- Request: What lines of the data include the string "High"? Copy them all.

* START *

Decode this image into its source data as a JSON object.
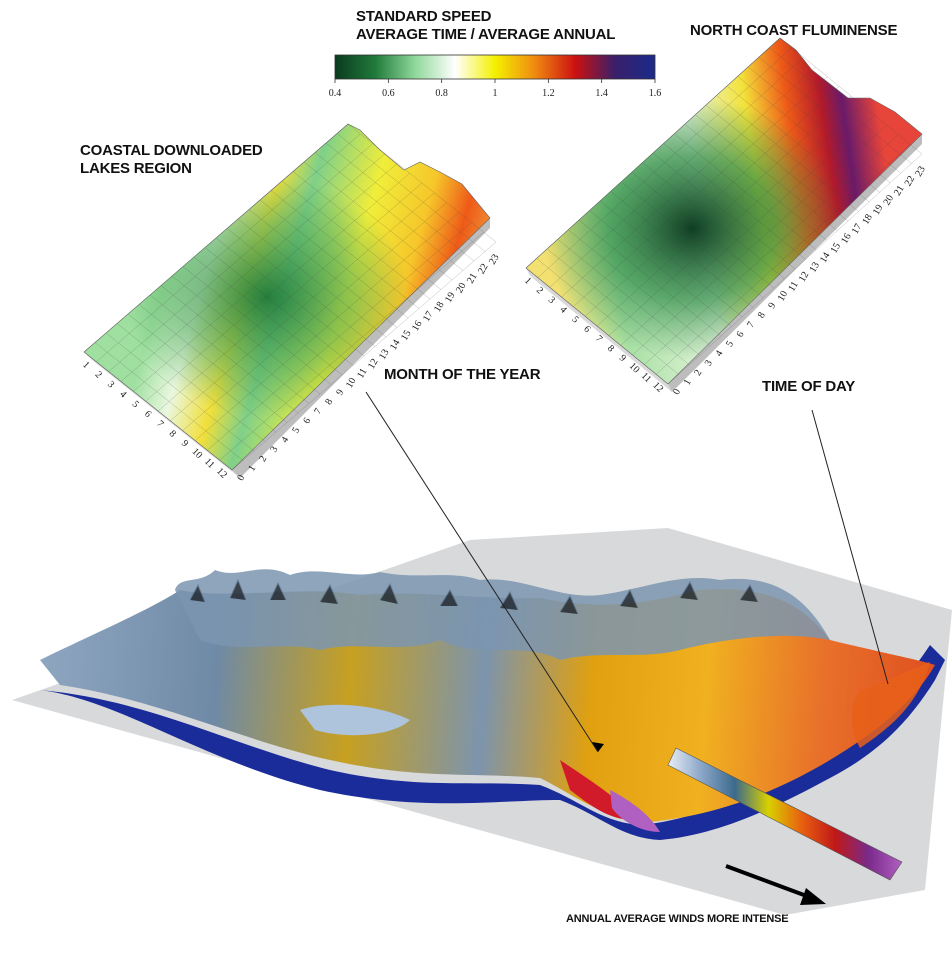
{
  "legend": {
    "title_line1": "STANDARD SPEED",
    "title_line2": "AVERAGE TIME / AVERAGE ANNUAL",
    "ticks": [
      "0.4",
      "0.6",
      "0.8",
      "1",
      "1.2",
      "1.4",
      "1.6"
    ],
    "colors": [
      "#0b3a1f",
      "#1f7a3a",
      "#8fd89a",
      "#ffffff",
      "#f4f000",
      "#f08a10",
      "#cc1010",
      "#3a1f6a",
      "#1a2b8a"
    ]
  },
  "panels": {
    "left": {
      "title_line1": "COASTAL DOWNLOADED",
      "title_line2": "LAKES REGION",
      "months": [
        "1",
        "2",
        "3",
        "4",
        "5",
        "6",
        "7",
        "8",
        "9",
        "10",
        "11",
        "12"
      ],
      "hours": [
        "0",
        "1",
        "2",
        "3",
        "4",
        "5",
        "6",
        "7",
        "8",
        "9",
        "10",
        "11",
        "12",
        "13",
        "14",
        "15",
        "16",
        "17",
        "18",
        "19",
        "20",
        "21",
        "22",
        "23"
      ]
    },
    "right": {
      "title": "NORTH COAST FLUMINENSE",
      "months": [
        "1",
        "2",
        "3",
        "4",
        "5",
        "6",
        "7",
        "8",
        "9",
        "10",
        "11",
        "12"
      ],
      "hours": [
        "0",
        "1",
        "2",
        "3",
        "4",
        "5",
        "6",
        "7",
        "8",
        "9",
        "10",
        "11",
        "12",
        "13",
        "14",
        "15",
        "16",
        "17",
        "18",
        "19",
        "20",
        "21",
        "22",
        "23"
      ]
    }
  },
  "callouts": {
    "month": "MONTH OF THE YEAR",
    "time": "TIME OF DAY"
  },
  "map": {
    "bottom_label": "ANNUAL AVERAGE WINDS MORE INTENSE",
    "scale_colors": [
      "#e8eef6",
      "#8aa6c8",
      "#3c6a8c",
      "#d8d000",
      "#e86010",
      "#c01818",
      "#7a2a8a",
      "#b060c0"
    ]
  }
}
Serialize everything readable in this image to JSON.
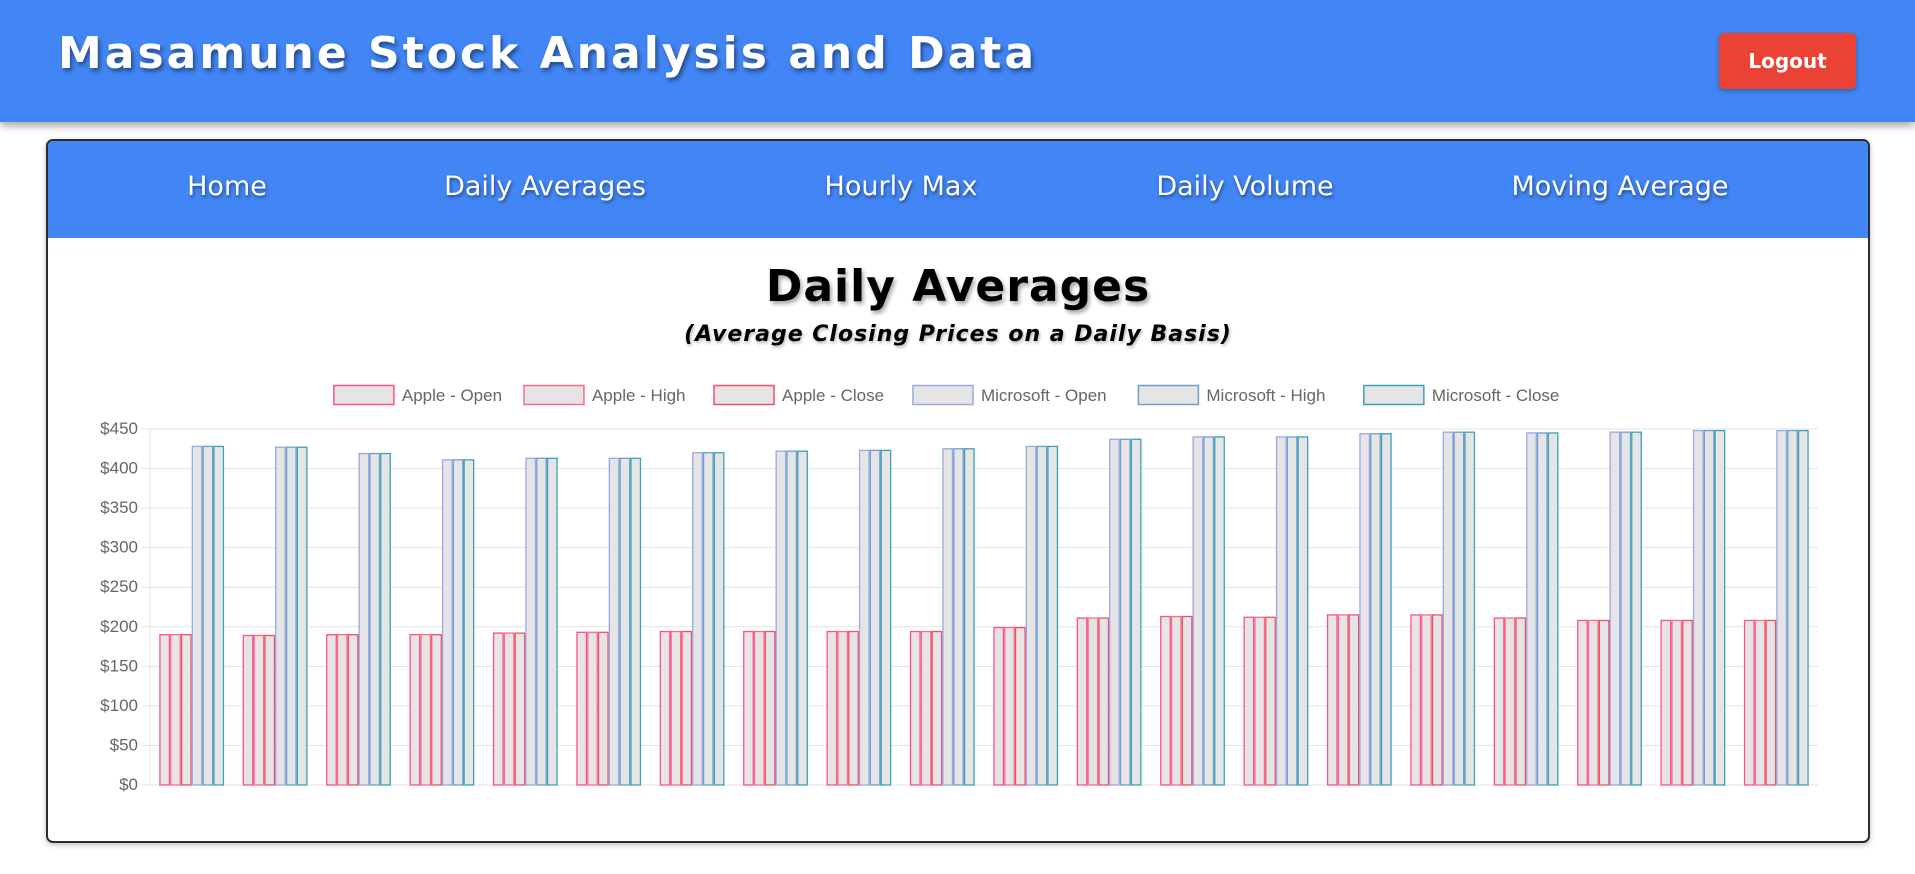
{
  "header": {
    "title": "Masamune Stock Analysis and Data",
    "logout_label": "Logout"
  },
  "nav": {
    "items": [
      {
        "label": "Home"
      },
      {
        "label": "Daily Averages"
      },
      {
        "label": "Hourly Max"
      },
      {
        "label": "Daily Volume"
      },
      {
        "label": "Moving Average"
      }
    ]
  },
  "page": {
    "title": "Daily Averages",
    "subtitle": "(Average Closing Prices on a Daily Basis)"
  },
  "colors": {
    "header_blue": "#4285f4",
    "logout_red": "#ea4335",
    "bar_fill": "#e5e5e5"
  },
  "chart_data": {
    "type": "bar",
    "grid": true,
    "legend_position": "top",
    "ylim": [
      0,
      450
    ],
    "ytick_step": 50,
    "ytick_prefix": "$",
    "categories": [
      "",
      "",
      "",
      "",
      "",
      "",
      "",
      "",
      "",
      "",
      "",
      "",
      "",
      "",
      "",
      "",
      "",
      "",
      "",
      ""
    ],
    "series": [
      {
        "name": "Apple - Open",
        "color": "#ff4f8c",
        "values": [
          190,
          189,
          190,
          190,
          192,
          193,
          194,
          194,
          194,
          194,
          199,
          211,
          213,
          212,
          215,
          215,
          211,
          208,
          208,
          208
        ]
      },
      {
        "name": "Apple - High",
        "color": "#ff6b86",
        "values": [
          190,
          189,
          190,
          190,
          192,
          193,
          194,
          194,
          194,
          194,
          199,
          211,
          213,
          212,
          215,
          215,
          211,
          208,
          208,
          208
        ]
      },
      {
        "name": "Apple - Close",
        "color": "#f0506a",
        "values": [
          190,
          189,
          190,
          190,
          192,
          193,
          194,
          194,
          194,
          194,
          199,
          211,
          213,
          212,
          215,
          215,
          211,
          208,
          208,
          208
        ]
      },
      {
        "name": "Microsoft - Open",
        "color": "#9aa8e6",
        "values": [
          428,
          427,
          419,
          411,
          413,
          413,
          420,
          422,
          423,
          425,
          428,
          437,
          440,
          440,
          444,
          446,
          445,
          446,
          448,
          448
        ]
      },
      {
        "name": "Microsoft - High",
        "color": "#6e9fd0",
        "values": [
          428,
          427,
          419,
          411,
          413,
          413,
          420,
          422,
          423,
          425,
          428,
          437,
          440,
          440,
          444,
          446,
          445,
          446,
          448,
          448
        ]
      },
      {
        "name": "Microsoft - Close",
        "color": "#3aa2b8",
        "values": [
          428,
          427,
          419,
          411,
          413,
          413,
          420,
          422,
          423,
          425,
          428,
          437,
          440,
          440,
          444,
          446,
          445,
          446,
          448,
          448
        ]
      }
    ]
  }
}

* END *

- Answer:
        "name": "Apple - High",
        "name": "Microsoft - High",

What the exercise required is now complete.